====== Extracted entries ======

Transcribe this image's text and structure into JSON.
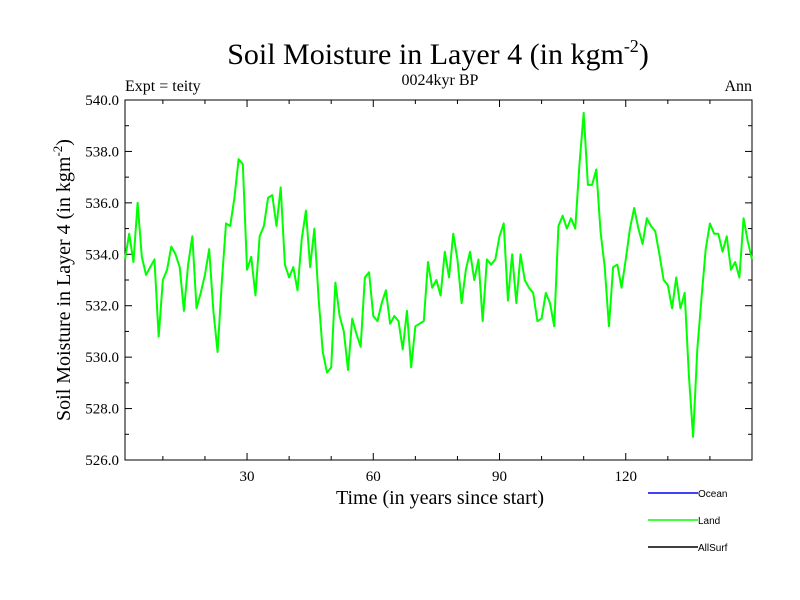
{
  "chart_data": {
    "type": "line",
    "title_main": "Soil Moisture in Layer 4 (in kgm",
    "title_sup": "-2",
    "title_close": ")",
    "subtitle": "0024kyr BP",
    "left_label": "Expt = teity",
    "right_label": "Ann",
    "xlabel": "Time (in years since start)",
    "ylabel_main": "Soil Moisture in Layer 4 (in kgm",
    "ylabel_sup": "-2",
    "ylabel_close": ")",
    "xlim": [
      1,
      150
    ],
    "ylim": [
      526.0,
      540.0
    ],
    "x_ticks": [
      30,
      60,
      90,
      120
    ],
    "x_tick_labels": [
      "30",
      "60",
      "90",
      "120"
    ],
    "y_ticks": [
      526,
      528,
      530,
      532,
      534,
      536,
      538,
      540
    ],
    "y_tick_labels": [
      "526.0",
      "528.0",
      "530.0",
      "532.0",
      "534.0",
      "536.0",
      "538.0",
      "540.0"
    ],
    "legend": [
      {
        "name": "Ocean",
        "color": "#0000ff"
      },
      {
        "name": "Land",
        "color": "#00ff00"
      },
      {
        "name": "AllSurf",
        "color": "#000000"
      }
    ],
    "series": [
      {
        "name": "Land",
        "color": "#00ff00",
        "x": [
          1,
          2,
          3,
          4,
          5,
          6,
          7,
          8,
          9,
          10,
          11,
          12,
          13,
          14,
          15,
          16,
          17,
          18,
          19,
          20,
          21,
          22,
          23,
          24,
          25,
          26,
          27,
          28,
          29,
          30,
          31,
          32,
          33,
          34,
          35,
          36,
          37,
          38,
          39,
          40,
          41,
          42,
          43,
          44,
          45,
          46,
          47,
          48,
          49,
          50,
          51,
          52,
          53,
          54,
          55,
          56,
          57,
          58,
          59,
          60,
          61,
          62,
          63,
          64,
          65,
          66,
          67,
          68,
          69,
          70,
          71,
          72,
          73,
          74,
          75,
          76,
          77,
          78,
          79,
          80,
          81,
          82,
          83,
          84,
          85,
          86,
          87,
          88,
          89,
          90,
          91,
          92,
          93,
          94,
          95,
          96,
          97,
          98,
          99,
          100,
          101,
          102,
          103,
          104,
          105,
          106,
          107,
          108,
          109,
          110,
          111,
          112,
          113,
          114,
          115,
          116,
          117,
          118,
          119,
          120,
          121,
          122,
          123,
          124,
          125,
          126,
          127,
          128,
          129,
          130,
          131,
          132,
          133,
          134,
          135,
          136,
          137,
          138,
          139,
          140,
          141,
          142,
          143,
          144,
          145,
          146,
          147,
          148,
          149,
          150
        ],
        "values": [
          533.8,
          534.8,
          533.7,
          536.0,
          533.9,
          533.2,
          533.5,
          533.8,
          530.8,
          533.0,
          533.4,
          534.3,
          534.0,
          533.5,
          531.8,
          533.6,
          534.7,
          531.9,
          532.5,
          533.2,
          534.2,
          531.8,
          530.2,
          532.9,
          535.2,
          535.1,
          536.2,
          537.7,
          537.5,
          533.4,
          533.9,
          532.4,
          534.7,
          535.1,
          536.2,
          536.3,
          535.1,
          536.6,
          533.6,
          533.1,
          533.5,
          532.6,
          534.6,
          535.7,
          533.5,
          535.0,
          532.3,
          530.2,
          529.4,
          529.6,
          532.9,
          531.6,
          531.0,
          529.5,
          531.5,
          530.9,
          530.4,
          533.1,
          533.3,
          531.6,
          531.4,
          532.1,
          532.6,
          531.3,
          531.6,
          531.4,
          530.3,
          531.8,
          529.6,
          531.2,
          531.3,
          531.4,
          533.7,
          532.7,
          533.0,
          532.4,
          534.1,
          533.1,
          534.8,
          533.8,
          532.1,
          533.4,
          534.1,
          533.0,
          533.8,
          531.4,
          533.8,
          533.6,
          533.8,
          534.7,
          535.2,
          532.2,
          534.0,
          532.1,
          534.0,
          533.0,
          532.7,
          532.5,
          531.4,
          531.5,
          532.5,
          532.1,
          531.2,
          535.1,
          535.5,
          535.0,
          535.4,
          535.0,
          537.5,
          539.5,
          536.7,
          536.7,
          537.3,
          534.9,
          533.5,
          531.2,
          533.5,
          533.6,
          532.7,
          533.8,
          535.0,
          535.8,
          535.0,
          534.4,
          535.4,
          535.1,
          534.9,
          534.0,
          533.0,
          532.8,
          531.9,
          533.1,
          531.9,
          532.5,
          529.3,
          526.9,
          530.3,
          532.3,
          534.2,
          535.2,
          534.8,
          534.8,
          534.1,
          534.7,
          533.4,
          533.7,
          533.1,
          535.4,
          534.5,
          533.8
        ]
      }
    ]
  }
}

======

Stated task:
Quote all the lines above exactly as given. Do not include the pictures.

Response to this task:
Transcribe this image's text and structure into JSON.
{
  "chart_data": {
    "type": "line",
    "title_main": "Soil Moisture in Layer 4 (in kgm",
    "title_sup": "-2",
    "title_close": ")",
    "subtitle": "0024kyr BP",
    "left_label": "Expt = teity",
    "right_label": "Ann",
    "xlabel": "Time (in years since start)",
    "ylabel_main": "Soil Moisture in Layer 4 (in kgm",
    "ylabel_sup": "-2",
    "ylabel_close": ")",
    "xlim": [
      1,
      150
    ],
    "ylim": [
      526.0,
      540.0
    ],
    "x_ticks": [
      30,
      60,
      90,
      120
    ],
    "x_tick_labels": [
      "30",
      "60",
      "90",
      "120"
    ],
    "y_ticks": [
      526,
      528,
      530,
      532,
      534,
      536,
      538,
      540
    ],
    "y_tick_labels": [
      "526.0",
      "528.0",
      "530.0",
      "532.0",
      "534.0",
      "536.0",
      "538.0",
      "540.0"
    ],
    "legend": [
      {
        "name": "Ocean",
        "color": "#0000ff"
      },
      {
        "name": "Land",
        "color": "#00ff00"
      },
      {
        "name": "AllSurf",
        "color": "#000000"
      }
    ],
    "series": [
      {
        "name": "Land",
        "color": "#00ff00",
        "x": [
          1,
          2,
          3,
          4,
          5,
          6,
          7,
          8,
          9,
          10,
          11,
          12,
          13,
          14,
          15,
          16,
          17,
          18,
          19,
          20,
          21,
          22,
          23,
          24,
          25,
          26,
          27,
          28,
          29,
          30,
          31,
          32,
          33,
          34,
          35,
          36,
          37,
          38,
          39,
          40,
          41,
          42,
          43,
          44,
          45,
          46,
          47,
          48,
          49,
          50,
          51,
          52,
          53,
          54,
          55,
          56,
          57,
          58,
          59,
          60,
          61,
          62,
          63,
          64,
          65,
          66,
          67,
          68,
          69,
          70,
          71,
          72,
          73,
          74,
          75,
          76,
          77,
          78,
          79,
          80,
          81,
          82,
          83,
          84,
          85,
          86,
          87,
          88,
          89,
          90,
          91,
          92,
          93,
          94,
          95,
          96,
          97,
          98,
          99,
          100,
          101,
          102,
          103,
          104,
          105,
          106,
          107,
          108,
          109,
          110,
          111,
          112,
          113,
          114,
          115,
          116,
          117,
          118,
          119,
          120,
          121,
          122,
          123,
          124,
          125,
          126,
          127,
          128,
          129,
          130,
          131,
          132,
          133,
          134,
          135,
          136,
          137,
          138,
          139,
          140,
          141,
          142,
          143,
          144,
          145,
          146,
          147,
          148,
          149,
          150
        ],
        "values": [
          533.8,
          534.8,
          533.7,
          536.0,
          533.9,
          533.2,
          533.5,
          533.8,
          530.8,
          533.0,
          533.4,
          534.3,
          534.0,
          533.5,
          531.8,
          533.6,
          534.7,
          531.9,
          532.5,
          533.2,
          534.2,
          531.8,
          530.2,
          532.9,
          535.2,
          535.1,
          536.2,
          537.7,
          537.5,
          533.4,
          533.9,
          532.4,
          534.7,
          535.1,
          536.2,
          536.3,
          535.1,
          536.6,
          533.6,
          533.1,
          533.5,
          532.6,
          534.6,
          535.7,
          533.5,
          535.0,
          532.3,
          530.2,
          529.4,
          529.6,
          532.9,
          531.6,
          531.0,
          529.5,
          531.5,
          530.9,
          530.4,
          533.1,
          533.3,
          531.6,
          531.4,
          532.1,
          532.6,
          531.3,
          531.6,
          531.4,
          530.3,
          531.8,
          529.6,
          531.2,
          531.3,
          531.4,
          533.7,
          532.7,
          533.0,
          532.4,
          534.1,
          533.1,
          534.8,
          533.8,
          532.1,
          533.4,
          534.1,
          533.0,
          533.8,
          531.4,
          533.8,
          533.6,
          533.8,
          534.7,
          535.2,
          532.2,
          534.0,
          532.1,
          534.0,
          533.0,
          532.7,
          532.5,
          531.4,
          531.5,
          532.5,
          532.1,
          531.2,
          535.1,
          535.5,
          535.0,
          535.4,
          535.0,
          537.5,
          539.5,
          536.7,
          536.7,
          537.3,
          534.9,
          533.5,
          531.2,
          533.5,
          533.6,
          532.7,
          533.8,
          535.0,
          535.8,
          535.0,
          534.4,
          535.4,
          535.1,
          534.9,
          534.0,
          533.0,
          532.8,
          531.9,
          533.1,
          531.9,
          532.5,
          529.3,
          526.9,
          530.3,
          532.3,
          534.2,
          535.2,
          534.8,
          534.8,
          534.1,
          534.7,
          533.4,
          533.7,
          533.1,
          535.4,
          534.5,
          533.8
        ]
      }
    ]
  }
}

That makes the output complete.